◆ **Exercise aim**: Tell how many lines have the string "esto" in them, and write nothing besides the number.

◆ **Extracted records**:
-----

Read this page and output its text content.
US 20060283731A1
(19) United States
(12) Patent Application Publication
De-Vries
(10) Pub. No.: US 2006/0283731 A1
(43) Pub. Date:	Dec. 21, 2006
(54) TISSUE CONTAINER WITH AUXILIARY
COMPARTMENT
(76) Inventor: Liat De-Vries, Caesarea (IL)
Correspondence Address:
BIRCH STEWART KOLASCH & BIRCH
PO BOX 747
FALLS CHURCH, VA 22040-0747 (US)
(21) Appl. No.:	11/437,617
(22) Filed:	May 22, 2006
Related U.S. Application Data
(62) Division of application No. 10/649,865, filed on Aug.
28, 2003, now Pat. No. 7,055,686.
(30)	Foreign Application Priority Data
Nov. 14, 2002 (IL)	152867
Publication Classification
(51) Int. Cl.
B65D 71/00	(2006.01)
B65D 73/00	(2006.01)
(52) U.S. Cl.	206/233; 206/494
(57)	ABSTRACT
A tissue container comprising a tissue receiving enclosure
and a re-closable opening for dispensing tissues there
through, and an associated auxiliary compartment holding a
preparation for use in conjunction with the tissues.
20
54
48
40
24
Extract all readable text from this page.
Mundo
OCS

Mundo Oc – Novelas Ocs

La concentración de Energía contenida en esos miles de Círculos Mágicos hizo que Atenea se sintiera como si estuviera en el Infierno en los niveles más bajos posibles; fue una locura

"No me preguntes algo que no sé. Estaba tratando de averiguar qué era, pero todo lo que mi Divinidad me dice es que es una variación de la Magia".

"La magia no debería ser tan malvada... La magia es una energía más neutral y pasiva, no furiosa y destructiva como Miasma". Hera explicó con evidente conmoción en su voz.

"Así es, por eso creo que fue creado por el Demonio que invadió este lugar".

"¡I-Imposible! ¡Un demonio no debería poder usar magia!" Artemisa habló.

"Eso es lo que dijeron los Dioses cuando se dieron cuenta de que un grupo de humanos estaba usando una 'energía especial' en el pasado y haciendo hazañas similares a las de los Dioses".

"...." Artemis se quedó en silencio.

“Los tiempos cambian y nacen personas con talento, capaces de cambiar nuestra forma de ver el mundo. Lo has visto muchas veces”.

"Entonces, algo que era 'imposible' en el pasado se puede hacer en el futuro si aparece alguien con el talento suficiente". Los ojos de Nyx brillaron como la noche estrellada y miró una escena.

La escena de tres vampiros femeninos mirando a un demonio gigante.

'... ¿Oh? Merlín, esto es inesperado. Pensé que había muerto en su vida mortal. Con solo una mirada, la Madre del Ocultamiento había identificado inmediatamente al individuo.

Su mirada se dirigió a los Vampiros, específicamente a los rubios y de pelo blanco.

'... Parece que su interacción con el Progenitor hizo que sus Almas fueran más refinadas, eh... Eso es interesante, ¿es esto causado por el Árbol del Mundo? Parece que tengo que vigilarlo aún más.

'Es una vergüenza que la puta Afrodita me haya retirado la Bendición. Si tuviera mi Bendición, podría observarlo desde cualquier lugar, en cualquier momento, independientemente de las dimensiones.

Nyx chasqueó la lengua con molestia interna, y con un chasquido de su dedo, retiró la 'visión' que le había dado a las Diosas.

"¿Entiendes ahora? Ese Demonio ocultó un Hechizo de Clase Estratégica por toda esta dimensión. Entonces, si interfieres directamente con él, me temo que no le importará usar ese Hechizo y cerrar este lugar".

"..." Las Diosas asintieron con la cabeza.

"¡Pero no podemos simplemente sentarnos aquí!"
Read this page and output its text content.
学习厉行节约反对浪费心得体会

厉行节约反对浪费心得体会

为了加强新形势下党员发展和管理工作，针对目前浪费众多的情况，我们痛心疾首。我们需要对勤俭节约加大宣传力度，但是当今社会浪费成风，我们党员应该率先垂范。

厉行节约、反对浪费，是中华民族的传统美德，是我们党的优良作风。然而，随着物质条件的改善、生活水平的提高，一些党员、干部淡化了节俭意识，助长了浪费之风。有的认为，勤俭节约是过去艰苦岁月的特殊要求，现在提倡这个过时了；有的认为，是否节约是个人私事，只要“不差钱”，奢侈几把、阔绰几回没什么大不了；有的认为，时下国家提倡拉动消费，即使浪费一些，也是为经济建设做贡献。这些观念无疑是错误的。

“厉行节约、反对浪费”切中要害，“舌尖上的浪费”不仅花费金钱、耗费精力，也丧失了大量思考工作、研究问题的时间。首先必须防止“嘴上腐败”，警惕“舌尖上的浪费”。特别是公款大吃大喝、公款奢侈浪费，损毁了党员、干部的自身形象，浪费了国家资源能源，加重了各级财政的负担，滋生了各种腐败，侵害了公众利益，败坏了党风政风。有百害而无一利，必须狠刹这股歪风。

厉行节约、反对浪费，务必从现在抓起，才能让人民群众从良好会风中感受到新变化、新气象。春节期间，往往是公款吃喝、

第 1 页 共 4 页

-----

◆ **Answer for the task**: 2